Stored dataset items
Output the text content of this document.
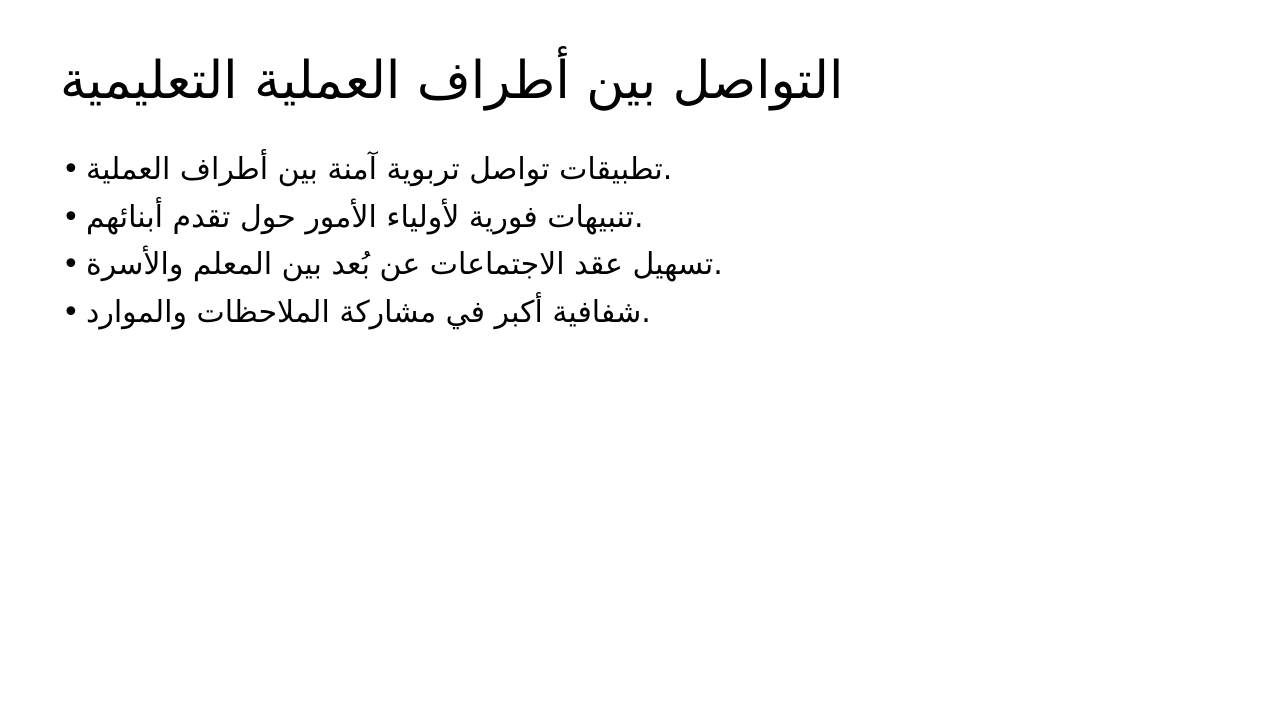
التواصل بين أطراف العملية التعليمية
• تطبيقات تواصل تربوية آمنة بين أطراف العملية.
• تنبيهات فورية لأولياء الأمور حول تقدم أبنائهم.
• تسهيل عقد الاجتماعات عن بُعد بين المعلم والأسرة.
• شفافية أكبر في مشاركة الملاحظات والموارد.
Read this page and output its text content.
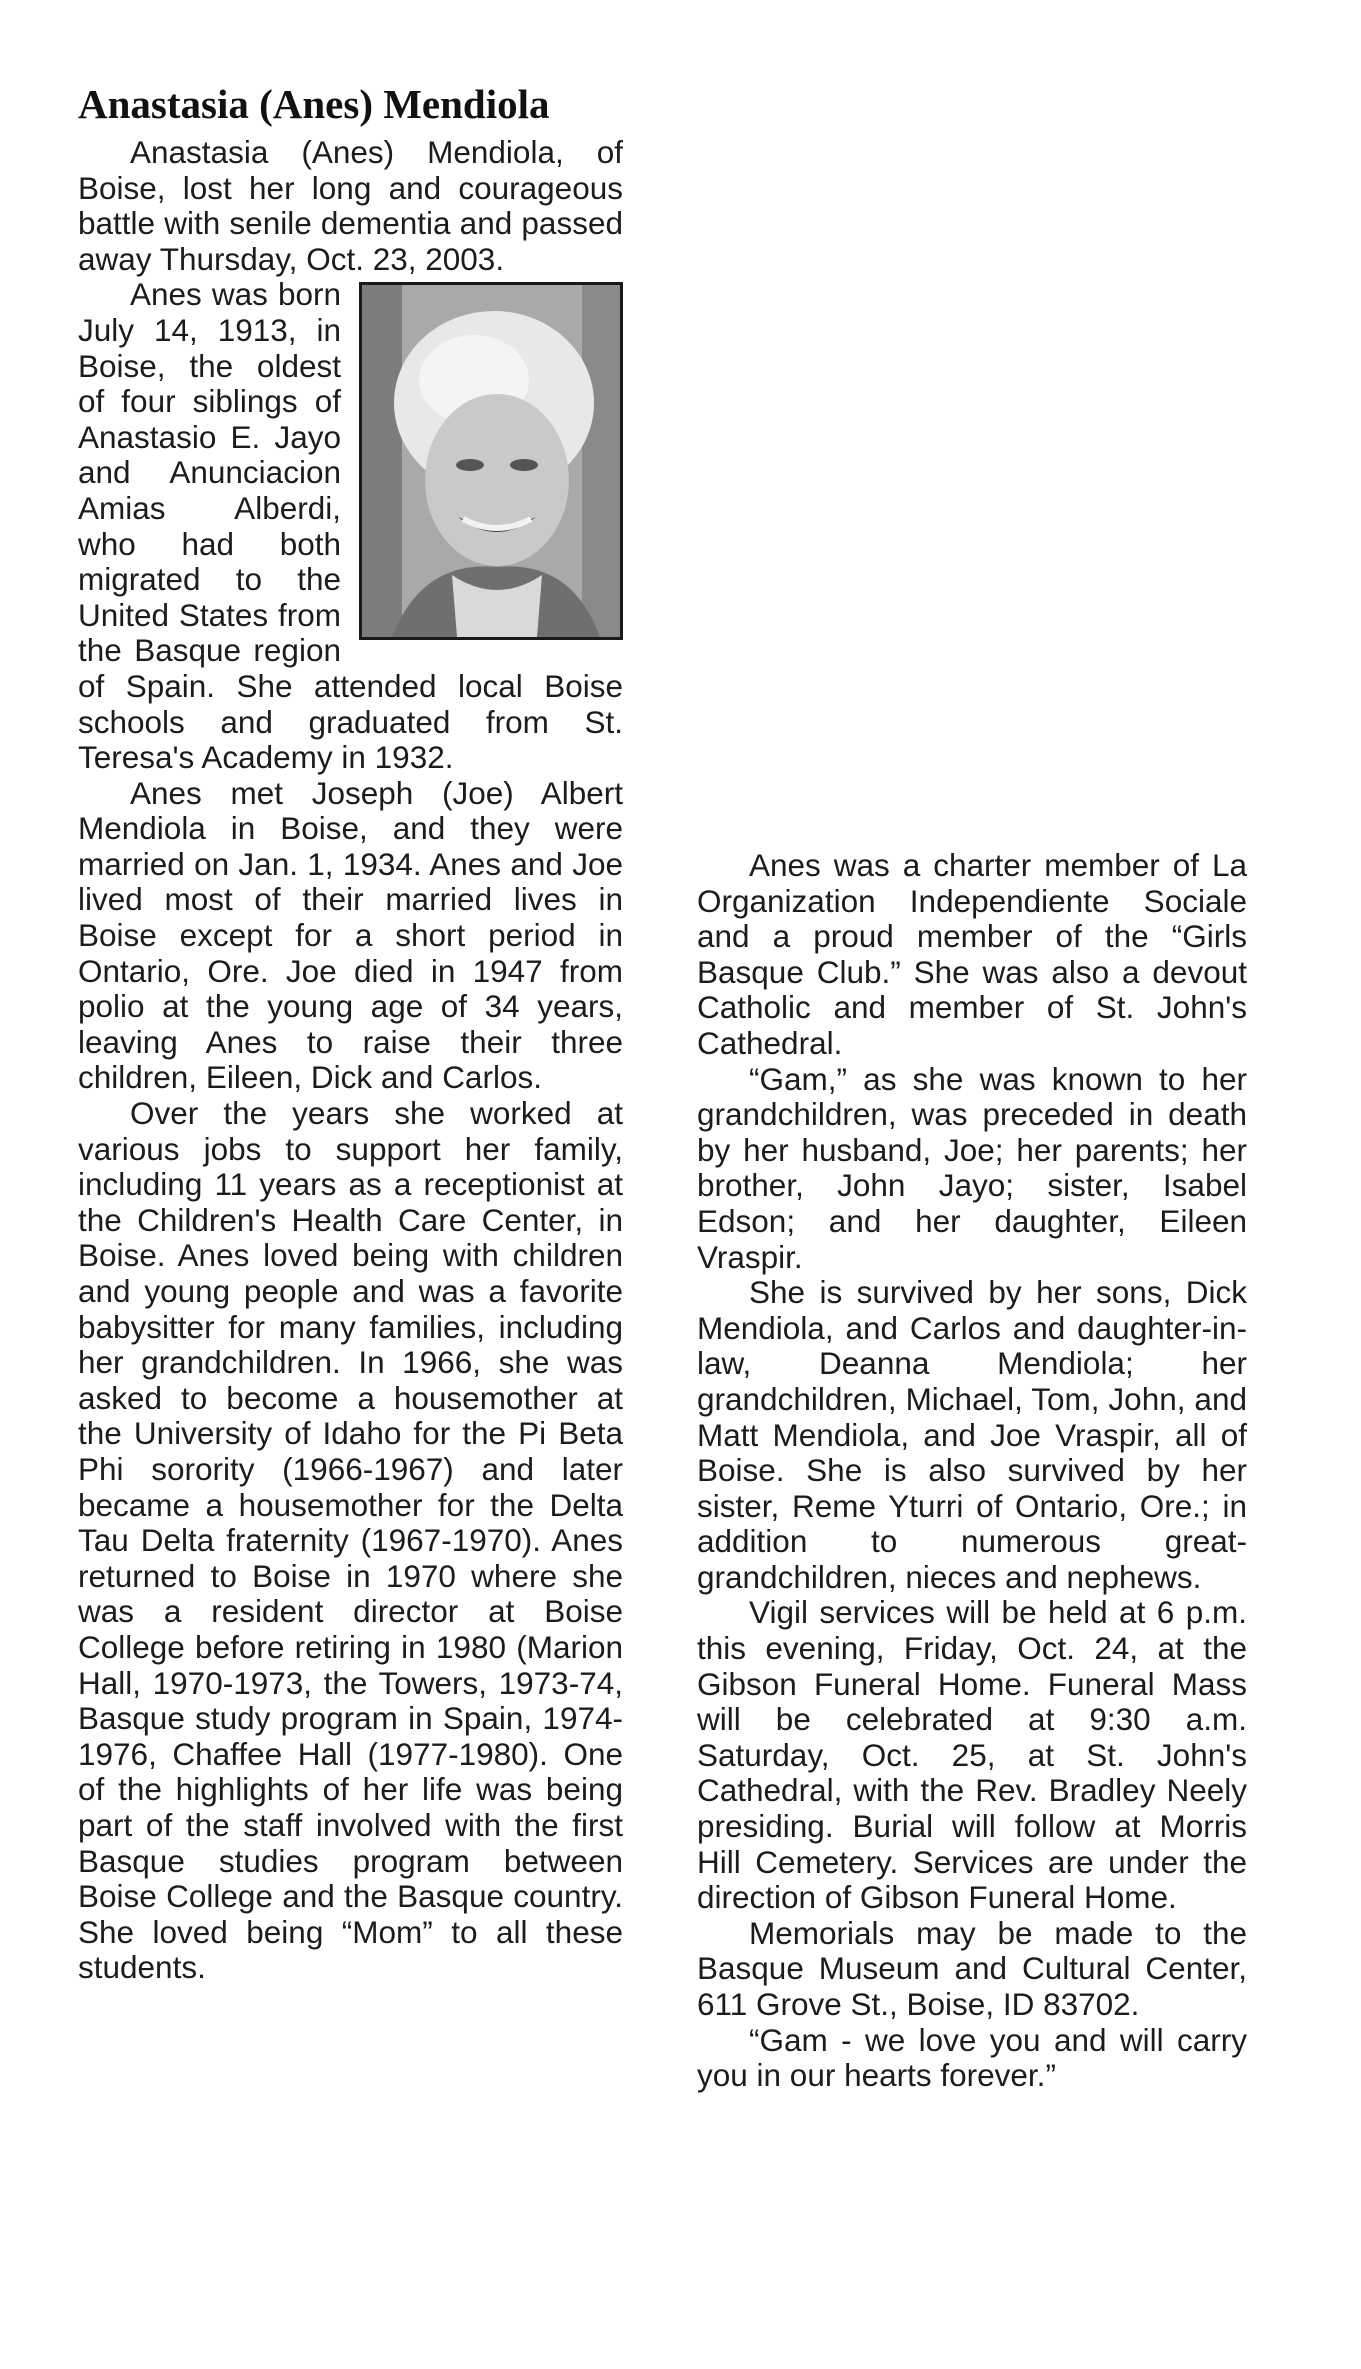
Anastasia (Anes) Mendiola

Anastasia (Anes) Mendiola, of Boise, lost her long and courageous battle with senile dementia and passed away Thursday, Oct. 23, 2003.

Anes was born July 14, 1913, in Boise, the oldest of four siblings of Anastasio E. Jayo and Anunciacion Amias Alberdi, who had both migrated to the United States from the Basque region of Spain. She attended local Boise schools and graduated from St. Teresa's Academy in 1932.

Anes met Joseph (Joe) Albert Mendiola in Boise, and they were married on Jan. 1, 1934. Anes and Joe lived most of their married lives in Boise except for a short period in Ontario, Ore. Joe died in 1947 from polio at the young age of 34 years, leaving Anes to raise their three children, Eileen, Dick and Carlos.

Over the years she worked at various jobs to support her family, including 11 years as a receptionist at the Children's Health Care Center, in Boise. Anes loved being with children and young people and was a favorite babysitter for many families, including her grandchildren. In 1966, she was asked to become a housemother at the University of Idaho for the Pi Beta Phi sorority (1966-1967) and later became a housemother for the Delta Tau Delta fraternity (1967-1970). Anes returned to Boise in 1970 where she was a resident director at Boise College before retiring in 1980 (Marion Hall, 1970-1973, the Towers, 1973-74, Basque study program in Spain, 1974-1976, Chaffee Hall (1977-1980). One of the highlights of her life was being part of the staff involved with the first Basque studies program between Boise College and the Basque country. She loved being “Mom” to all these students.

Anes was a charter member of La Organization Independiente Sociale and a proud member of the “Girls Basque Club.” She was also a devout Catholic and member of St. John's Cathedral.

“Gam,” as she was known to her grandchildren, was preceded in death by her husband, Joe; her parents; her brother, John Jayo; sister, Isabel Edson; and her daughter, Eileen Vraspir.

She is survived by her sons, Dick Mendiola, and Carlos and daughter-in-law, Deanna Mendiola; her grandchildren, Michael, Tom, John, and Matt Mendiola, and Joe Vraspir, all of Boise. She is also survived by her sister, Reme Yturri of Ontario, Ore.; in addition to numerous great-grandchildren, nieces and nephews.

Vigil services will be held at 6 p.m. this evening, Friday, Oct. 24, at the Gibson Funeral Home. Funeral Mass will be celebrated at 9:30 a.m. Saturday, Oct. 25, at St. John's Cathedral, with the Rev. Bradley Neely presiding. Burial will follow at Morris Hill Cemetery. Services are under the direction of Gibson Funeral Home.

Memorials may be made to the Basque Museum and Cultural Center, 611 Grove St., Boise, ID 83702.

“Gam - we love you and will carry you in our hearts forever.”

### What to produce
Write out every line of the listing that holds the word "text".

### Solution to this task
Output the text content of this document.
Read this page and output its text content.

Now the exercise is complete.